Make an exact copy of the entries below with the pictures removed.

── INPUT MATERIAL ──

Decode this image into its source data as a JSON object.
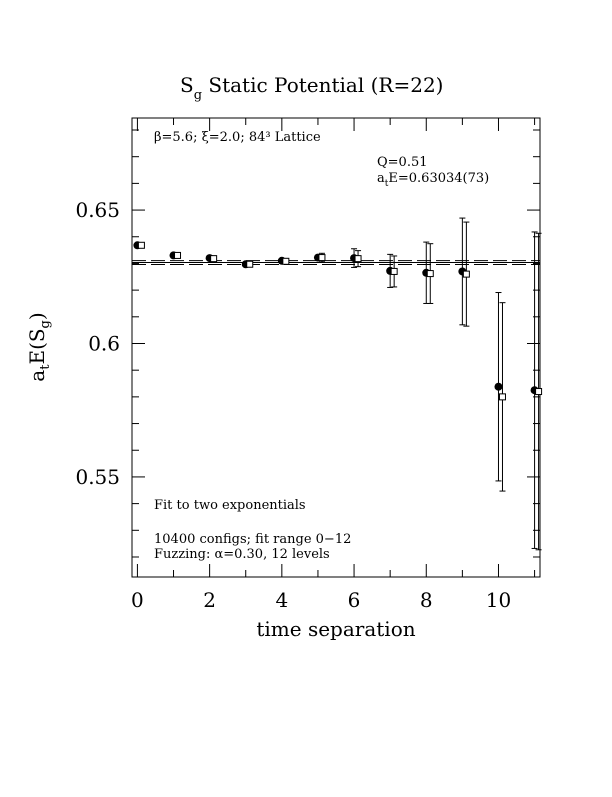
{
  "chart_data": {
    "type": "scatter",
    "title": "S_g Static Potential (R=22)",
    "title_main": "S",
    "title_sub": "g",
    "title_rest": " Static Potential (R=22)",
    "xlabel": "time separation",
    "ylabel": "a_tE(S_g)",
    "xlim": [
      -0.15,
      11.15
    ],
    "ylim": [
      0.5125,
      0.6845
    ],
    "x_ticks": [
      0,
      2,
      4,
      6,
      8,
      10
    ],
    "y_ticks": [
      0.55,
      0.6,
      0.65
    ],
    "y_tick_labels": [
      "0.55",
      "0.6",
      "0.65"
    ],
    "series": [
      {
        "marker": "filled-circle",
        "points": [
          {
            "x": 0,
            "y": 0.6368,
            "err": 0.0
          },
          {
            "x": 1,
            "y": 0.633,
            "err": 0.0
          },
          {
            "x": 2,
            "y": 0.632,
            "err": 0.0
          },
          {
            "x": 3,
            "y": 0.6297,
            "err": 0.0
          },
          {
            "x": 4,
            "y": 0.631,
            "err": 0.0
          },
          {
            "x": 5,
            "y": 0.6322,
            "err": 0.0
          },
          {
            "x": 6,
            "y": 0.632,
            "err": 0.0035
          },
          {
            "x": 7,
            "y": 0.6272,
            "err": 0.0062
          },
          {
            "x": 8,
            "y": 0.6265,
            "err": 0.0115
          },
          {
            "x": 9,
            "y": 0.627,
            "err": 0.02
          },
          {
            "x": 10,
            "y": 0.5838,
            "err": 0.0353
          },
          {
            "x": 11,
            "y": 0.5825,
            "err": 0.0593
          }
        ]
      },
      {
        "marker": "open-square",
        "points": [
          {
            "x": 0,
            "y": 0.6368,
            "err": 0.0
          },
          {
            "x": 1,
            "y": 0.633,
            "err": 0.0
          },
          {
            "x": 2,
            "y": 0.6318,
            "err": 0.0
          },
          {
            "x": 3,
            "y": 0.6297,
            "err": 0.0
          },
          {
            "x": 4,
            "y": 0.6308,
            "err": 0.0
          },
          {
            "x": 5,
            "y": 0.6322,
            "err": 0.0016
          },
          {
            "x": 6,
            "y": 0.6318,
            "err": 0.003
          },
          {
            "x": 7,
            "y": 0.627,
            "err": 0.0058
          },
          {
            "x": 8,
            "y": 0.6262,
            "err": 0.0112
          },
          {
            "x": 9,
            "y": 0.626,
            "err": 0.0195
          },
          {
            "x": 10,
            "y": 0.58,
            "err": 0.0353
          },
          {
            "x": 11,
            "y": 0.582,
            "err": 0.0593
          }
        ]
      }
    ],
    "fit": {
      "value": 0.63034,
      "error": 0.00073
    },
    "annotations": {
      "lattice": "β=5.6; ξ=2.0; 84³ Lattice",
      "q_value": "Q=0.51",
      "fit_result_prefix": "a",
      "fit_result_sub": "t",
      "fit_result_rest": "E=0.63034(73)",
      "fit_type": "Fit to two exponentials",
      "configs": "10400 configs; fit range 0−12",
      "fuzzing": "Fuzzing: α=0.30, 12 levels"
    },
    "grid": false
  }
}
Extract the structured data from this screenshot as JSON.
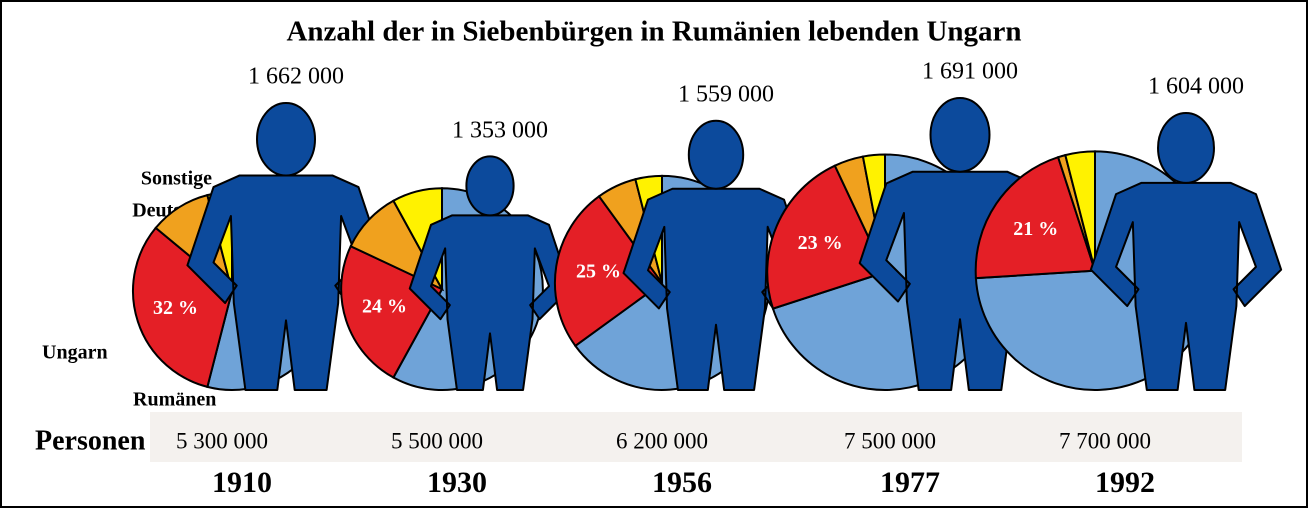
{
  "chart_data": {
    "type": "pie",
    "title": "Anzahl der in Siebenbürgen in Rumänien lebenden Ungarn",
    "categories": [
      "Rumänen",
      "Ungarn",
      "Deutsche",
      "Sonstige"
    ],
    "colors": [
      "#6fa3d8",
      "#e41f26",
      "#f0a11e",
      "#fff200"
    ],
    "row_label": "Personen",
    "pies": [
      {
        "year": "1910",
        "total": 5300000,
        "total_label": "5 300 000",
        "hungarians": 1662000,
        "hungarians_label": "1 662 000",
        "values": [
          54,
          32,
          10,
          4
        ],
        "value_labels": [
          null,
          "32 %",
          null,
          null
        ]
      },
      {
        "year": "1930",
        "total": 5500000,
        "total_label": "5 500 000",
        "hungarians": 1353000,
        "hungarians_label": "1 353 000",
        "values": [
          58,
          24,
          10,
          8
        ],
        "value_labels": [
          null,
          "24 %",
          null,
          null
        ]
      },
      {
        "year": "1956",
        "total": 6200000,
        "total_label": "6 200 000",
        "hungarians": 1559000,
        "hungarians_label": "1 559 000",
        "values": [
          65,
          25,
          6,
          4
        ],
        "value_labels": [
          null,
          "25 %",
          null,
          null
        ]
      },
      {
        "year": "1977",
        "total": 7500000,
        "total_label": "7 500 000",
        "hungarians": 1691000,
        "hungarians_label": "1 691 000",
        "values": [
          70,
          23,
          4,
          3
        ],
        "value_labels": [
          null,
          "23 %",
          null,
          null
        ]
      },
      {
        "year": "1992",
        "total": 7700000,
        "total_label": "7 700 000",
        "hungarians": 1604000,
        "hungarians_label": "1 604 000",
        "values": [
          74,
          21,
          1,
          4
        ],
        "value_labels": [
          null,
          "21 %",
          null,
          null
        ]
      }
    ]
  }
}
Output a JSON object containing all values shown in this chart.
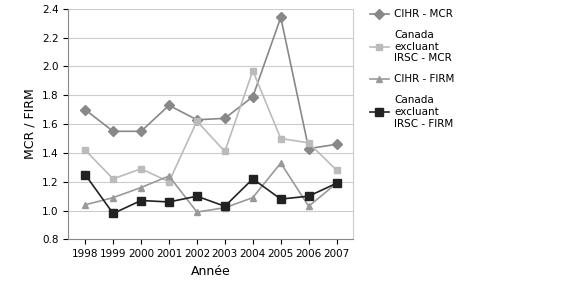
{
  "years": [
    1998,
    1999,
    2000,
    2001,
    2002,
    2003,
    2004,
    2005,
    2006,
    2007
  ],
  "cihr_mcr": [
    1.7,
    1.55,
    1.55,
    1.73,
    1.63,
    1.64,
    1.79,
    2.34,
    1.43,
    1.46
  ],
  "canada_mcr": [
    1.42,
    1.22,
    1.29,
    1.2,
    1.62,
    1.41,
    1.97,
    1.5,
    1.47,
    1.28
  ],
  "cihr_firm": [
    1.04,
    1.09,
    1.16,
    1.24,
    0.99,
    1.02,
    1.09,
    1.33,
    1.03,
    1.19
  ],
  "canada_firm": [
    1.25,
    0.98,
    1.07,
    1.06,
    1.1,
    1.03,
    1.22,
    1.08,
    1.1,
    1.19
  ],
  "cihr_mcr_color": "#888888",
  "canada_mcr_color": "#bbbbbb",
  "cihr_firm_color": "#999999",
  "canada_firm_color": "#222222",
  "ylabel": "MCR / FIRM",
  "xlabel": "Année",
  "ylim": [
    0.8,
    2.4
  ],
  "yticks": [
    0.8,
    1.0,
    1.2,
    1.4,
    1.6,
    1.8,
    2.0,
    2.2,
    2.4
  ],
  "legend_cihr_mcr": "CIHR - MCR",
  "legend_canada_mcr": "Canada\nexcluant\nIRSC - MCR",
  "legend_cihr_firm": "CIHR - FIRM",
  "legend_canada_firm": "Canada\nexcluant\nIRSC - FIRM",
  "fig_width": 5.7,
  "fig_height": 2.92,
  "dpi": 100
}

───

- TASK RESPONSE:
Decode this image into its source data as a JSON object.
{
  "chart_data": {
    "type": "scatter",
    "title": "S_g Static Potential (R=22)",
    "title_main": "S",
    "title_sub": "g",
    "title_rest": " Static Potential (R=22)",
    "xlabel": "time separation",
    "ylabel": "a_tE(S_g)",
    "xlim": [
      -0.15,
      11.15
    ],
    "ylim": [
      0.5125,
      0.6845
    ],
    "x_ticks": [
      0,
      2,
      4,
      6,
      8,
      10
    ],
    "y_ticks": [
      0.55,
      0.6,
      0.65
    ],
    "y_tick_labels": [
      "0.55",
      "0.6",
      "0.65"
    ],
    "series": [
      {
        "marker": "filled-circle",
        "points": [
          {
            "x": 0,
            "y": 0.6368,
            "err": 0.0
          },
          {
            "x": 1,
            "y": 0.633,
            "err": 0.0
          },
          {
            "x": 2,
            "y": 0.632,
            "err": 0.0
          },
          {
            "x": 3,
            "y": 0.6297,
            "err": 0.0
          },
          {
            "x": 4,
            "y": 0.631,
            "err": 0.0
          },
          {
            "x": 5,
            "y": 0.6322,
            "err": 0.0
          },
          {
            "x": 6,
            "y": 0.632,
            "err": 0.0035
          },
          {
            "x": 7,
            "y": 0.6272,
            "err": 0.0062
          },
          {
            "x": 8,
            "y": 0.6265,
            "err": 0.0115
          },
          {
            "x": 9,
            "y": 0.627,
            "err": 0.02
          },
          {
            "x": 10,
            "y": 0.5838,
            "err": 0.0353
          },
          {
            "x": 11,
            "y": 0.5825,
            "err": 0.0593
          }
        ]
      },
      {
        "marker": "open-square",
        "points": [
          {
            "x": 0,
            "y": 0.6368,
            "err": 0.0
          },
          {
            "x": 1,
            "y": 0.633,
            "err": 0.0
          },
          {
            "x": 2,
            "y": 0.6318,
            "err": 0.0
          },
          {
            "x": 3,
            "y": 0.6297,
            "err": 0.0
          },
          {
            "x": 4,
            "y": 0.6308,
            "err": 0.0
          },
          {
            "x": 5,
            "y": 0.6322,
            "err": 0.0016
          },
          {
            "x": 6,
            "y": 0.6318,
            "err": 0.003
          },
          {
            "x": 7,
            "y": 0.627,
            "err": 0.0058
          },
          {
            "x": 8,
            "y": 0.6262,
            "err": 0.0112
          },
          {
            "x": 9,
            "y": 0.626,
            "err": 0.0195
          },
          {
            "x": 10,
            "y": 0.58,
            "err": 0.0353
          },
          {
            "x": 11,
            "y": 0.582,
            "err": 0.0593
          }
        ]
      }
    ],
    "fit": {
      "value": 0.63034,
      "error": 0.00073
    },
    "annotations": {
      "lattice": "β=5.6; ξ=2.0; 84³ Lattice",
      "q_value": "Q=0.51",
      "fit_result_prefix": "a",
      "fit_result_sub": "t",
      "fit_result_rest": "E=0.63034(73)",
      "fit_type": "Fit to two exponentials",
      "configs": "10400 configs; fit range 0−12",
      "fuzzing": "Fuzzing: α=0.30, 12 levels"
    },
    "grid": false
  }
}
Extract the structured data from this screenshot as JSON.
{
  "chart_data": {
    "type": "pie",
    "title": "Anzahl der in Siebenbürgen in Rumänien lebenden Ungarn",
    "categories": [
      "Rumänen",
      "Ungarn",
      "Deutsche",
      "Sonstige"
    ],
    "colors": [
      "#6fa3d8",
      "#e41f26",
      "#f0a11e",
      "#fff200"
    ],
    "row_label": "Personen",
    "pies": [
      {
        "year": "1910",
        "total": 5300000,
        "total_label": "5 300 000",
        "hungarians": 1662000,
        "hungarians_label": "1 662 000",
        "values": [
          54,
          32,
          10,
          4
        ],
        "value_labels": [
          null,
          "32 %",
          null,
          null
        ]
      },
      {
        "year": "1930",
        "total": 5500000,
        "total_label": "5 500 000",
        "hungarians": 1353000,
        "hungarians_label": "1 353 000",
        "values": [
          58,
          24,
          10,
          8
        ],
        "value_labels": [
          null,
          "24 %",
          null,
          null
        ]
      },
      {
        "year": "1956",
        "total": 6200000,
        "total_label": "6 200 000",
        "hungarians": 1559000,
        "hungarians_label": "1 559 000",
        "values": [
          65,
          25,
          6,
          4
        ],
        "value_labels": [
          null,
          "25 %",
          null,
          null
        ]
      },
      {
        "year": "1977",
        "total": 7500000,
        "total_label": "7 500 000",
        "hungarians": 1691000,
        "hungarians_label": "1 691 000",
        "values": [
          70,
          23,
          4,
          3
        ],
        "value_labels": [
          null,
          "23 %",
          null,
          null
        ]
      },
      {
        "year": "1992",
        "total": 7700000,
        "total_label": "7 700 000",
        "hungarians": 1604000,
        "hungarians_label": "1 604 000",
        "values": [
          74,
          21,
          1,
          4
        ],
        "value_labels": [
          null,
          "21 %",
          null,
          null
        ]
      }
    ]
  }
}
Output a JSON object containing all values shown in this chart.
{
  "years": [
    1998,
    1999,
    2000,
    2001,
    2002,
    2003,
    2004,
    2005,
    2006,
    2007
  ],
  "cihr_mcr": [
    1.7,
    1.55,
    1.55,
    1.73,
    1.63,
    1.64,
    1.79,
    2.34,
    1.43,
    1.46
  ],
  "canada_mcr": [
    1.42,
    1.22,
    1.29,
    1.2,
    1.62,
    1.41,
    1.97,
    1.5,
    1.47,
    1.28
  ],
  "cihr_firm": [
    1.04,
    1.09,
    1.16,
    1.24,
    0.99,
    1.02,
    1.09,
    1.33,
    1.03,
    1.19
  ],
  "canada_firm": [
    1.25,
    0.98,
    1.07,
    1.06,
    1.1,
    1.03,
    1.22,
    1.08,
    1.1,
    1.19
  ],
  "cihr_mcr_color": "#888888",
  "canada_mcr_color": "#bbbbbb",
  "cihr_firm_color": "#999999",
  "canada_firm_color": "#222222",
  "ylabel": "MCR / FIRM",
  "xlabel": "Année",
  "ylim": [
    0.8,
    2.4
  ],
  "yticks": [
    0.8,
    1.0,
    1.2,
    1.4,
    1.6,
    1.8,
    2.0,
    2.2,
    2.4
  ],
  "legend_cihr_mcr": "CIHR - MCR",
  "legend_canada_mcr": "Canada\nexcluant\nIRSC - MCR",
  "legend_cihr_firm": "CIHR - FIRM",
  "legend_canada_firm": "Canada\nexcluant\nIRSC - FIRM",
  "fig_width": 5.7,
  "fig_height": 2.92,
  "dpi": 100
}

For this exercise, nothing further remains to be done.